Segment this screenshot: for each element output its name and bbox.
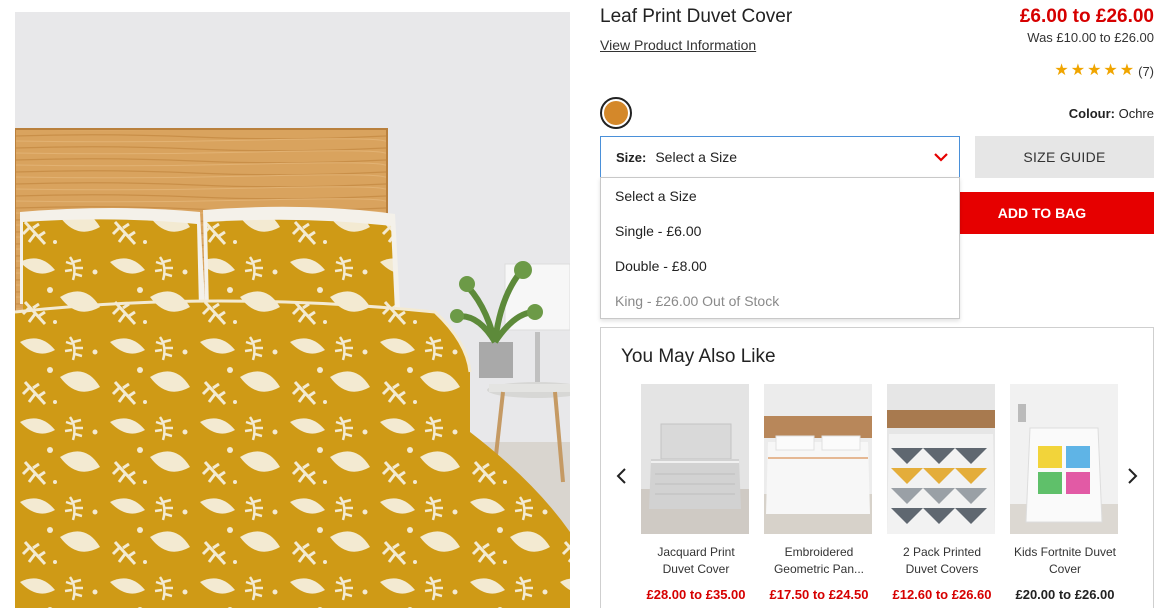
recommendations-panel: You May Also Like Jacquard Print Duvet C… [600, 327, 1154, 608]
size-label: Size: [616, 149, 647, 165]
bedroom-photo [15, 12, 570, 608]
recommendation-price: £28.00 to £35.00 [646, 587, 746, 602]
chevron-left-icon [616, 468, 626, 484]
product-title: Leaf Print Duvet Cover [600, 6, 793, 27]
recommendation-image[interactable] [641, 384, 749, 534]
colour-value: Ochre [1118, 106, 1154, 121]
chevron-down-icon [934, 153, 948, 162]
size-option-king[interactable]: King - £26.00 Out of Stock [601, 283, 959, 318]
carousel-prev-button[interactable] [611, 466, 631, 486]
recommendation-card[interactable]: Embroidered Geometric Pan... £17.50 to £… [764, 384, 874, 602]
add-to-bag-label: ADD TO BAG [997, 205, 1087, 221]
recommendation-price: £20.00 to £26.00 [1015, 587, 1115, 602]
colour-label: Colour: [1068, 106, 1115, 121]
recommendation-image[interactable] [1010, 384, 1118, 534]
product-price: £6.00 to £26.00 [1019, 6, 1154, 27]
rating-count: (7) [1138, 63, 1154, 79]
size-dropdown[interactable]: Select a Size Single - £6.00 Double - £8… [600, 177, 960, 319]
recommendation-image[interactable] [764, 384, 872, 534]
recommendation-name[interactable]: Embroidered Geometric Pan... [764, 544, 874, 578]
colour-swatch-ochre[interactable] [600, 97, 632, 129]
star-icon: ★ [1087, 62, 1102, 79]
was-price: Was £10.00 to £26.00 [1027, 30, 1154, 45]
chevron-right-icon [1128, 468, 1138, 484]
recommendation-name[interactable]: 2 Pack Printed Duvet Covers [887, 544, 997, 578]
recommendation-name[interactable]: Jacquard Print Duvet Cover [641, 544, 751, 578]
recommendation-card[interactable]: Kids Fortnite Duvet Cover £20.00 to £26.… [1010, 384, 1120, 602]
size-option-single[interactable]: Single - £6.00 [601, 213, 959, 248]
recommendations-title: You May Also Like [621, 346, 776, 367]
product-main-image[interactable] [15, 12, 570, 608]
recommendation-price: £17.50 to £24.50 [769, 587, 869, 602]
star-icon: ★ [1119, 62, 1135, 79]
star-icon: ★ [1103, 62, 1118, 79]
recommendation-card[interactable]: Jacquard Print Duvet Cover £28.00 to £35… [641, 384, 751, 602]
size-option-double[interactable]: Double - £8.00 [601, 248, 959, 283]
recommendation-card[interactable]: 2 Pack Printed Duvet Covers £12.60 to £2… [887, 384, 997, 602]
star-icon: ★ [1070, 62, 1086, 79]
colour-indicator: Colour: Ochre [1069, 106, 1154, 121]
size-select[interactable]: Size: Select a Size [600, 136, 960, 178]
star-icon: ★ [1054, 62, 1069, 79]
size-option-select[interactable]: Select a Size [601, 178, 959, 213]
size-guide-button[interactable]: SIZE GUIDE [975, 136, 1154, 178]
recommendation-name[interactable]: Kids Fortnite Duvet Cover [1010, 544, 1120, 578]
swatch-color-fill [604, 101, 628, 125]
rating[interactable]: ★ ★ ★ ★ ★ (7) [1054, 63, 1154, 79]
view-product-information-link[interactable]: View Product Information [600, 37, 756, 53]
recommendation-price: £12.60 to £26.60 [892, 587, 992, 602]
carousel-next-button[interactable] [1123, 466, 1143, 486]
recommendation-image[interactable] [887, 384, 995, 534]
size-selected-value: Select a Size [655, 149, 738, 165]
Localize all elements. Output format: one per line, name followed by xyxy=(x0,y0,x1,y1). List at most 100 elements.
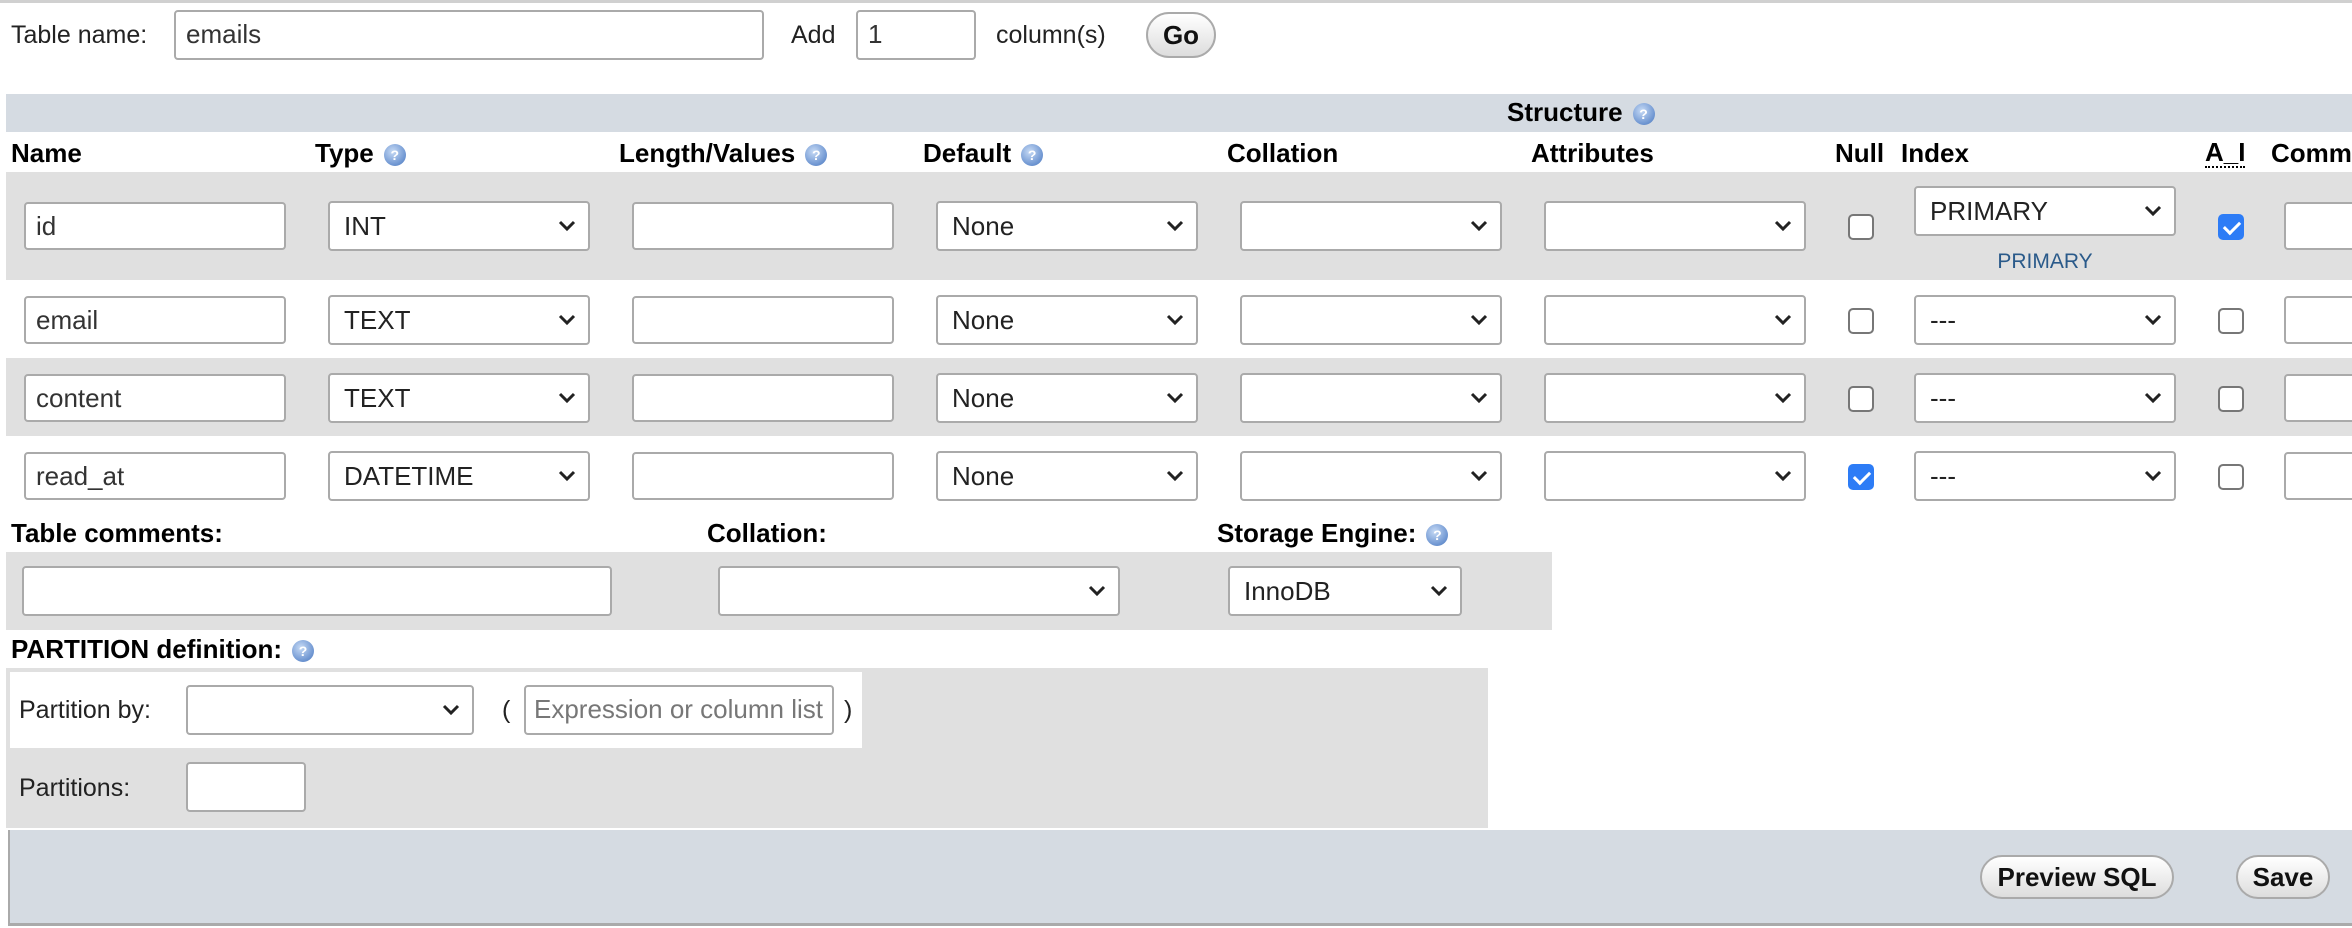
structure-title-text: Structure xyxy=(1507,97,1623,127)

• Job:
Express every line of the listing as a JSON list of strings, one string per line, skipping blank lines. Leave the pictures out.

• Task result:
[
  "Segment this screenshot: for each element output its name and bbox.",
  "recommendations-panel: You May Also Like Jacquard Print Duvet C… [600, 327, 1154, 608]",
  "size-label: Size: [616, 149, 647, 165]",
  "bedroom-photo [15, 12, 570, 608]",
  "recommendation-price: £28.00 to £35.00 [646, 587, 746, 602]",
  "chevron-left-icon [616, 468, 626, 484]",
  "product-title: Leaf Print Duvet Cover [600, 6, 793, 27]",
  "recommendation-image[interactable] [641, 384, 749, 534]",
  "colour-value: Ochre [1118, 106, 1154, 121]",
  "chevron-down-icon [934, 153, 948, 162]",
  "size-option-king[interactable]: King - £26.00 Out of Stock [601, 283, 959, 318]",
  "carousel-prev-button[interactable] [611, 466, 631, 486]",
  "recommendation-card[interactable]: Embroidered Geometric Pan... £17.50 to £… [764, 384, 874, 602]",
  "add-to-bag-label: ADD TO BAG [997, 205, 1087, 221]",
  "recommendation-price: £20.00 to £26.00 [1015, 587, 1115, 602]",
  "colour-label: Colour: [1068, 106, 1115, 121]",
  "recommendation-image[interactable] [1010, 384, 1118, 534]",
  "product-price: £6.00 to £26.00 [1019, 6, 1154, 27]",
  "rating-count: (7) [1138, 63, 1154, 79]",
  "size-dropdown[interactable]: Select a Size Single - £6.00 Double - £8… [600, 177, 960, 319]",
  "recommendation-image[interactable] [764, 384, 872, 534]",
  "recommendation-name[interactable]: Embroidered Geometric Pan... [764, 544, 874, 578]",
  "colour-swatch-ochre[interactable] [600, 97, 632, 129]",
  "star-icon: ★ [1087, 62, 1102, 79]",
  "was-price: Was £10.00 to £26.00 [1027, 30, 1154, 45]",
  "chevron-right-icon [1128, 468, 1138, 484]",
  "recommendation-name[interactable]: 2 Pack Printed Duvet Covers [887, 544, 997, 578]",
  "recommendation-name[interactable]: Jacquard Print Duvet Cover [641, 544, 751, 578]",
  "recommendation-card[interactable]: Kids Fortnite Duvet Cover £20.00 to £26.… [1010, 384, 1120, 602]",
  "size-option-single[interactable]: Single - £6.00 [601, 213, 959, 248]",
  "recommendations-title: You May Also Like [621, 346, 776, 367]",
  "product-main-image[interactable] [15, 12, 570, 608]",
  "recommendation-price: £17.50 to £24.50 [769, 587, 869, 602]",
  "star-icon: ★ [1119, 62, 1135, 79]",
  "star-icon: ★ [1103, 62, 1118, 79]",
  "recommendation-card[interactable]: Jacquard Print Duvet Cover £28.00 to £35… [641, 384, 751, 602]",
  "size-option-double[interactable]: Double - £8.00 [601, 248, 959, 283]",
  "recommendation-card[interactable]: 2 Pack Printed Duvet Covers £12.60 to £2… [887, 384, 997, 602]",
  "star-icon: ★ [1070, 62, 1086, 79]",
  "colour-indicator: Colour: Ochre [1069, 106, 1154, 121]",
  "size-select[interactable]: Size: Select a Size [600, 136, 960, 178]",
  "star-icon: ★ [1054, 62, 1069, 79]",
  "size-option-select[interactable]: Select a Size [601, 178, 959, 213]",
  "size-guide-button[interactable]: SIZE GUIDE [975, 136, 1154, 178]",
  "recommendation-name[interactable]: Kids Fortnite Duvet Cover [1010, 544, 1120, 578]",
  "swatch-color-fill [604, 101, 628, 125]",
  "rating[interactable]: ★ ★ ★ ★ ★ (7) [1054, 63, 1154, 79]",
  "view-product-information-link[interactable]: View Product Information [600, 37, 756, 53]",
  "recommendation-price: £12.60 to £26.60 [892, 587, 992, 602]",
  "carousel-next-button[interactable] [1123, 466, 1143, 486]",
  "recommendation-image[interactable] [887, 384, 995, 534]",
  "size-selected-value: Select a Size [655, 149, 738, 165]",
  "Localize all elements. Output format: one per line, name followed by xyxy=(x0,y0,x1,y1). List at most 100 elements.",
  "structure-title-text: Structure xyxy=(1507,97,1623,127)"
]